Stored data:
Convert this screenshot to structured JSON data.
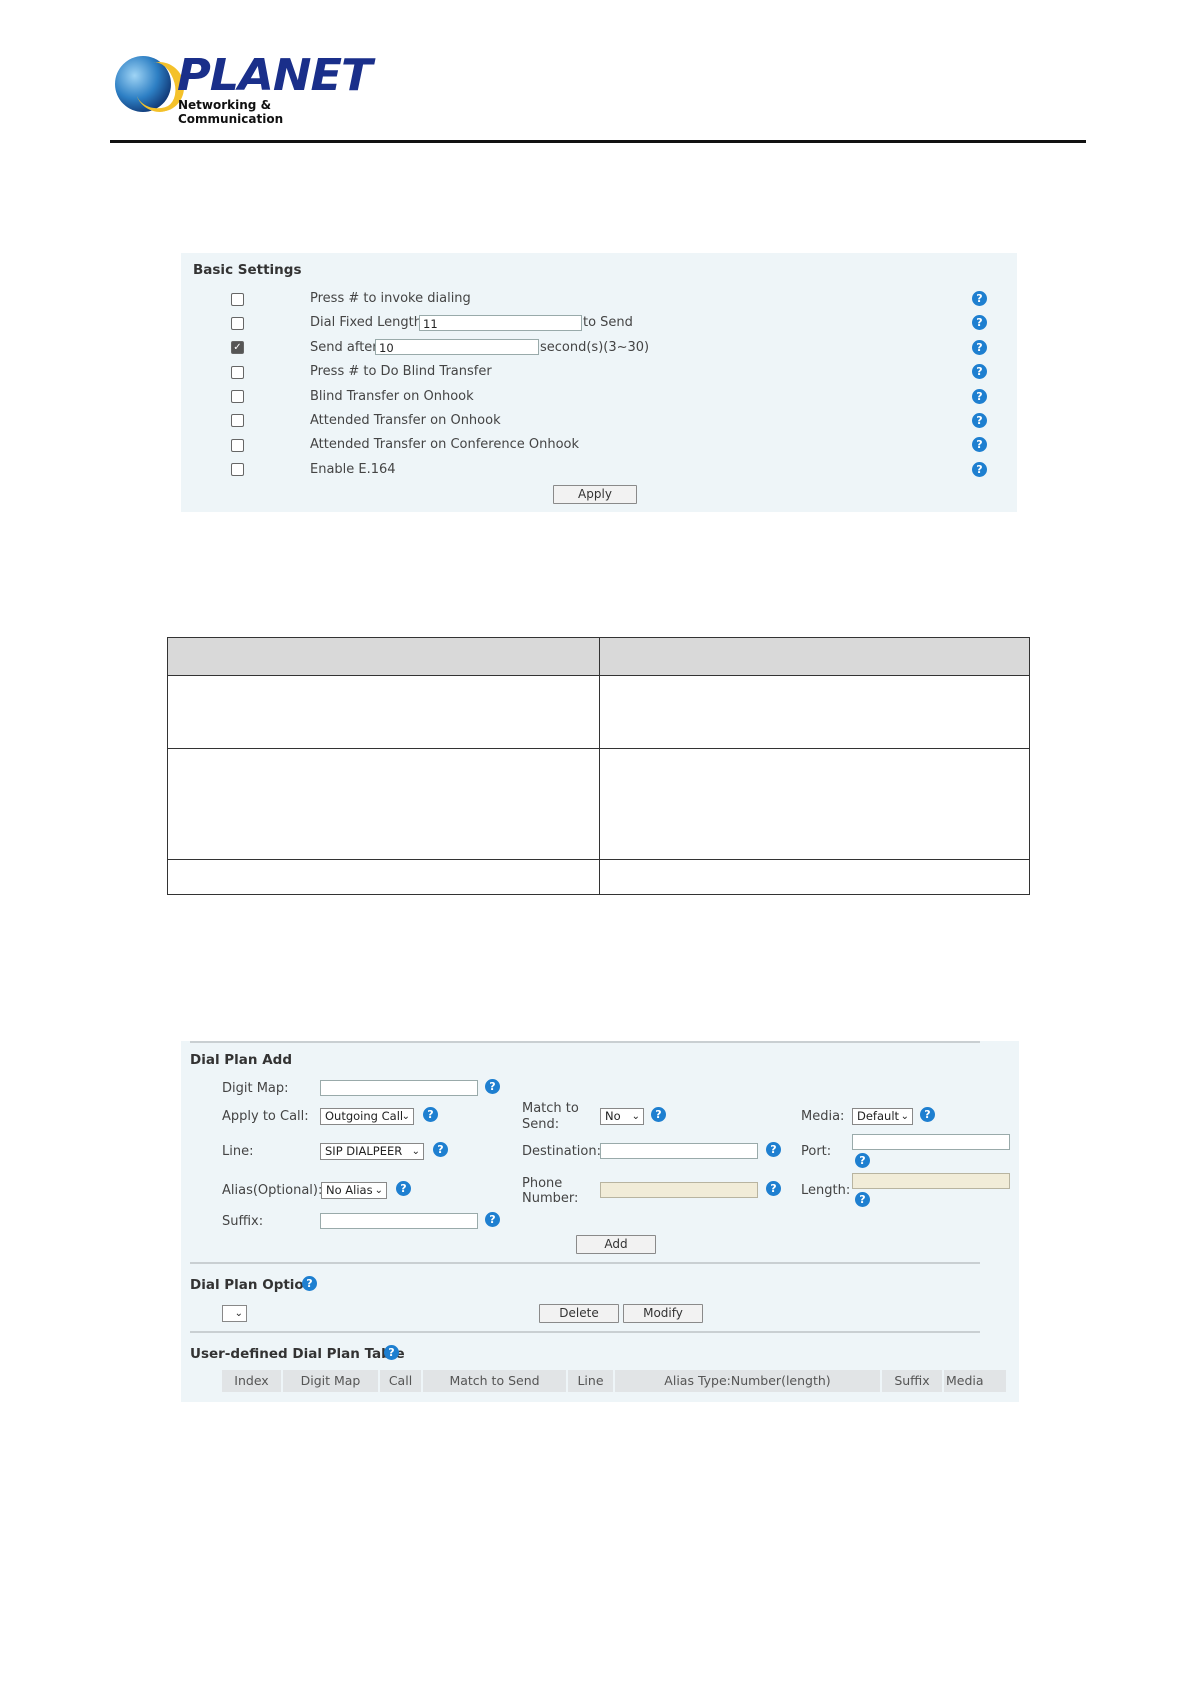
{
  "header": {
    "logo_text": "PLANET",
    "logo_subtitle": "Networking & Communication"
  },
  "basic_settings": {
    "title": "Basic Settings",
    "rows": [
      {
        "label": "Press # to invoke dialing",
        "checked": false
      },
      {
        "label": "Dial Fixed Length",
        "value": "11",
        "suffix": "to Send",
        "checked": false
      },
      {
        "label": "Send after",
        "value": "10",
        "suffix": "second(s)(3~30)",
        "checked": true
      },
      {
        "label": "Press # to Do Blind Transfer",
        "checked": false
      },
      {
        "label": "Blind Transfer on Onhook",
        "checked": false
      },
      {
        "label": "Attended Transfer on Onhook",
        "checked": false
      },
      {
        "label": "Attended Transfer on Conference Onhook",
        "checked": false
      },
      {
        "label": "Enable E.164",
        "checked": false
      }
    ],
    "apply_label": "Apply"
  },
  "dial_plan_add": {
    "title": "Dial Plan Add",
    "digit_map_label": "Digit Map:",
    "digit_map_value": "",
    "apply_to_call_label": "Apply to Call:",
    "apply_to_call_value": "Outgoing Call",
    "match_to_send_label_1": "Match to",
    "match_to_send_label_2": "Send:",
    "match_to_send_value": "No",
    "media_label": "Media:",
    "media_value": "Default",
    "line_label": "Line:",
    "line_value": "SIP DIALPEER",
    "destination_label": "Destination:",
    "destination_value": "",
    "port_label": "Port:",
    "port_value": "",
    "alias_label": "Alias(Optional):",
    "alias_value": "No Alias",
    "phone_number_label_1": "Phone",
    "phone_number_label_2": "Number:",
    "phone_number_value": "",
    "length_label": "Length:",
    "length_value": "",
    "suffix_label": "Suffix:",
    "suffix_value": "",
    "add_label": "Add"
  },
  "dial_plan_option": {
    "title": "Dial Plan Option",
    "select_value": "",
    "delete_label": "Delete",
    "modify_label": "Modify"
  },
  "user_table": {
    "title": "User-defined Dial Plan Table",
    "columns": [
      "Index",
      "Digit Map",
      "Call",
      "Match to Send",
      "Line",
      "Alias Type:Number(length)",
      "Suffix",
      "Media"
    ]
  },
  "help_glyph": "?"
}
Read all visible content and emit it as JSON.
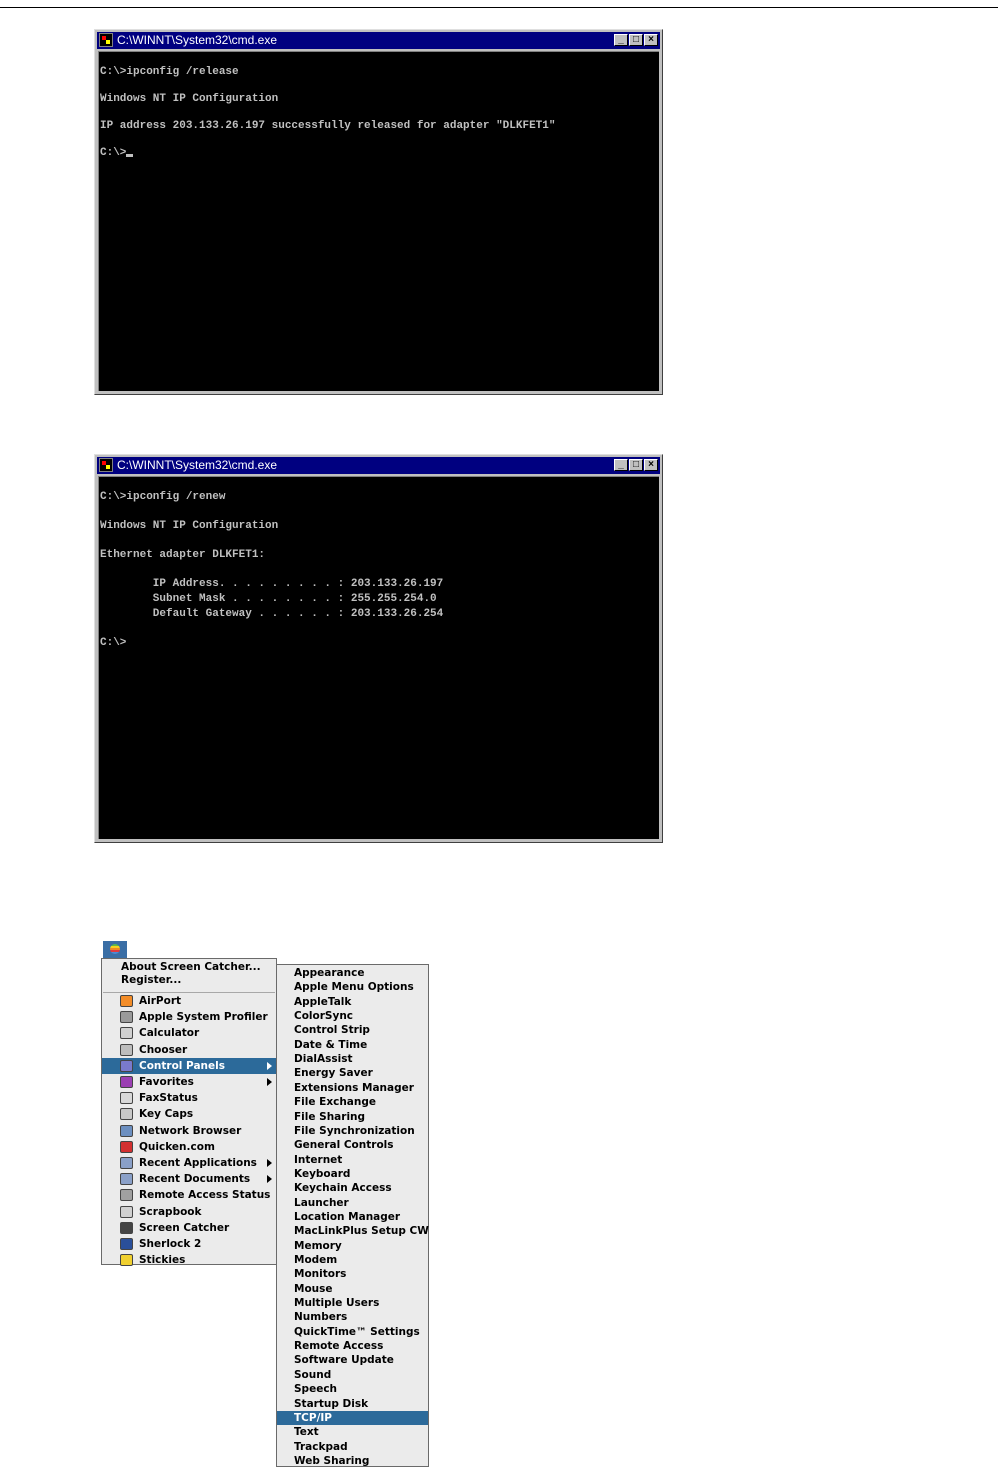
{
  "cmd_release": {
    "title": "C:\\WINNT\\System32\\cmd.exe",
    "lines": [
      "C:\\>ipconfig /release",
      "Windows NT IP Configuration",
      "IP address 203.133.26.197 successfully released for adapter \"DLKFET1\"",
      "C:\\>"
    ]
  },
  "cmd_renew": {
    "title": "C:\\WINNT\\System32\\cmd.exe",
    "lines": [
      "C:\\>ipconfig /renew",
      "Windows NT IP Configuration",
      "Ethernet adapter DLKFET1:",
      "        IP Address. . . . . . . . . : 203.133.26.197",
      "        Subnet Mask . . . . . . . . : 255.255.254.0",
      "        Default Gateway . . . . . . : 203.133.26.254",
      "C:\\>"
    ]
  },
  "window_buttons": {
    "minimize": "_",
    "maximize": "□",
    "close": "×"
  },
  "apple_menu": {
    "top_items": [
      "About Screen Catcher...",
      "Register..."
    ],
    "items": [
      {
        "label": "AirPort",
        "icon": "airport-icon",
        "color": "#f28c28"
      },
      {
        "label": "Apple System Profiler",
        "icon": "profiler-icon",
        "color": "#9a9a9a"
      },
      {
        "label": "Calculator",
        "icon": "calculator-icon",
        "color": "#d0d0d0"
      },
      {
        "label": "Chooser",
        "icon": "chooser-icon",
        "color": "#bdbdbd"
      },
      {
        "label": "Control Panels",
        "icon": "control-panels-icon",
        "color": "#7a7acc",
        "submenu": true,
        "selected": true
      },
      {
        "label": "Favorites",
        "icon": "favorites-icon",
        "color": "#9b3fb3",
        "submenu": true
      },
      {
        "label": "FaxStatus",
        "icon": "fax-icon",
        "color": "#d8d8d8"
      },
      {
        "label": "Key Caps",
        "icon": "keycaps-icon",
        "color": "#c8c8c8"
      },
      {
        "label": "Network Browser",
        "icon": "network-icon",
        "color": "#6c8fc0"
      },
      {
        "label": "Quicken.com",
        "icon": "quicken-icon",
        "color": "#d23030"
      },
      {
        "label": "Recent Applications",
        "icon": "recent-apps-icon",
        "color": "#8aa0c8",
        "submenu": true
      },
      {
        "label": "Recent Documents",
        "icon": "recent-docs-icon",
        "color": "#8aa0c8",
        "submenu": true
      },
      {
        "label": "Remote Access Status",
        "icon": "remote-access-icon",
        "color": "#a0a0a0"
      },
      {
        "label": "Scrapbook",
        "icon": "scrapbook-icon",
        "color": "#d0d0d0"
      },
      {
        "label": "Screen Catcher",
        "icon": "camera-icon",
        "color": "#444444"
      },
      {
        "label": "Sherlock 2",
        "icon": "sherlock-icon",
        "color": "#2a4f9a"
      },
      {
        "label": "Stickies",
        "icon": "stickies-icon",
        "color": "#f0d030"
      }
    ]
  },
  "control_panels_submenu": {
    "items": [
      "Appearance",
      "Apple Menu Options",
      "AppleTalk",
      "ColorSync",
      "Control Strip",
      "Date & Time",
      "DialAssist",
      "Energy Saver",
      "Extensions Manager",
      "File Exchange",
      "File Sharing",
      "File Synchronization",
      "General Controls",
      "Internet",
      "Keyboard",
      "Keychain Access",
      "Launcher",
      "Location Manager",
      "MacLinkPlus Setup CW",
      "Memory",
      "Modem",
      "Monitors",
      "Mouse",
      "Multiple Users",
      "Numbers",
      "QuickTime™ Settings",
      "Remote Access",
      "Software Update",
      "Sound",
      "Speech",
      "Startup Disk",
      "TCP/IP",
      "Text",
      "Trackpad",
      "Web Sharing"
    ],
    "selected": "TCP/IP"
  }
}
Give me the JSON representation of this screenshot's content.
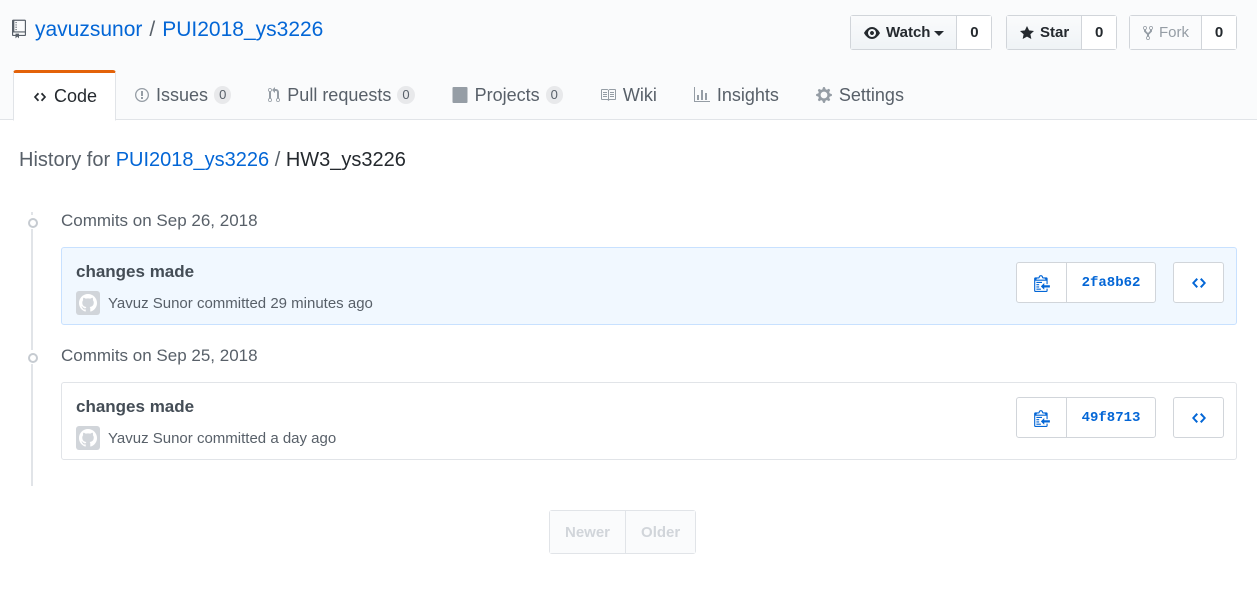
{
  "repo": {
    "owner": "yavuzsunor",
    "separator": "/",
    "name": "PUI2018_ys3226"
  },
  "actions": {
    "watch": {
      "label": "Watch",
      "count": "0"
    },
    "star": {
      "label": "Star",
      "count": "0"
    },
    "fork": {
      "label": "Fork",
      "count": "0"
    }
  },
  "tabs": [
    {
      "label": "Code",
      "icon": "code-icon",
      "selected": true
    },
    {
      "label": "Issues",
      "icon": "issue-icon",
      "count": "0"
    },
    {
      "label": "Pull requests",
      "icon": "pull-request-icon",
      "count": "0"
    },
    {
      "label": "Projects",
      "icon": "project-icon",
      "count": "0"
    },
    {
      "label": "Wiki",
      "icon": "book-icon"
    },
    {
      "label": "Insights",
      "icon": "graph-icon"
    },
    {
      "label": "Settings",
      "icon": "gear-icon"
    }
  ],
  "history": {
    "prefix": "History for",
    "repo_link": "PUI2018_ys3226",
    "separator": "/",
    "path": "HW3_ys3226"
  },
  "commit_groups": [
    {
      "title": "Commits on Sep 26, 2018",
      "commits": [
        {
          "message": "changes made",
          "author": "Yavuz Sunor",
          "action": "committed",
          "time": "29 minutes ago",
          "sha": "2fa8b62",
          "highlight": true
        }
      ]
    },
    {
      "title": "Commits on Sep 25, 2018",
      "commits": [
        {
          "message": "changes made",
          "author": "Yavuz Sunor",
          "action": "committed",
          "time": "a day ago",
          "sha": "49f8713",
          "highlight": false
        }
      ]
    }
  ],
  "pagination": {
    "newer": "Newer",
    "older": "Older"
  },
  "colors": {
    "link": "#0366d6",
    "accent": "#e36209"
  }
}
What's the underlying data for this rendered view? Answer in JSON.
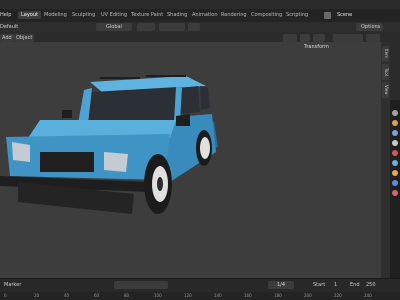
{
  "menu": {
    "label": "Help"
  },
  "tabs": [
    "Layout",
    "Modeling",
    "Sculpting",
    "UV Editing",
    "Texture Paint",
    "Shading",
    "Animation",
    "Rendering",
    "Compositing",
    "Scripting"
  ],
  "scene": {
    "label": "Scene"
  },
  "header": {
    "mode": "Default",
    "transform": "Global",
    "options": "Options"
  },
  "header3": {
    "add": "Add",
    "object": "Object"
  },
  "sidebar": {
    "tabs": [
      "Item",
      "Tool",
      "View"
    ],
    "panel": "Transform"
  },
  "timeline": {
    "marker": "Marker",
    "current_frame": "1/4",
    "start_label": "Start",
    "start_value": "1",
    "end_label": "End",
    "end_value": "250"
  },
  "ruler_ticks": [
    "0",
    "20",
    "40",
    "60",
    "80",
    "100",
    "120",
    "140",
    "160",
    "180",
    "200",
    "220",
    "240"
  ],
  "colors": {
    "car_body": "#4fa3d3",
    "viewport": "#3d3d3d"
  }
}
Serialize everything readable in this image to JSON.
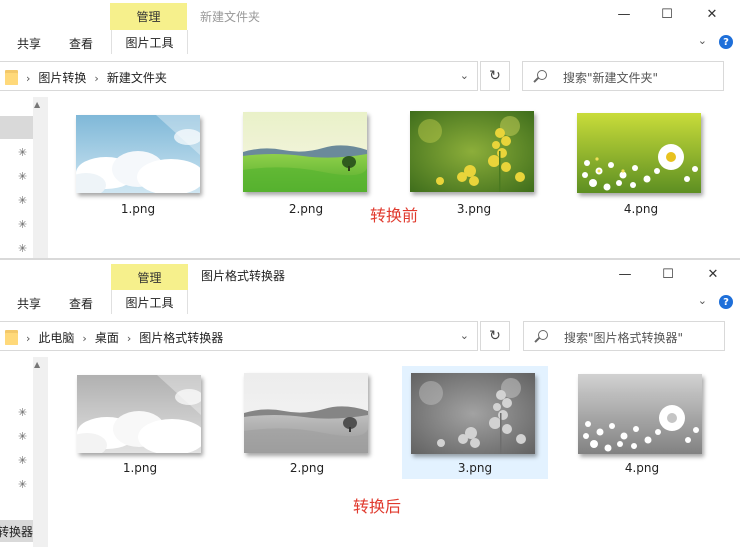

GOAL OF THE EXERCISE> Copy each line of the listing that holds the word "Alias".

THE RESPONSE>
    "alias_label": "Alias(Optional):",
    "alias_value": "No Alias",
      "Alias Type:Number(length)",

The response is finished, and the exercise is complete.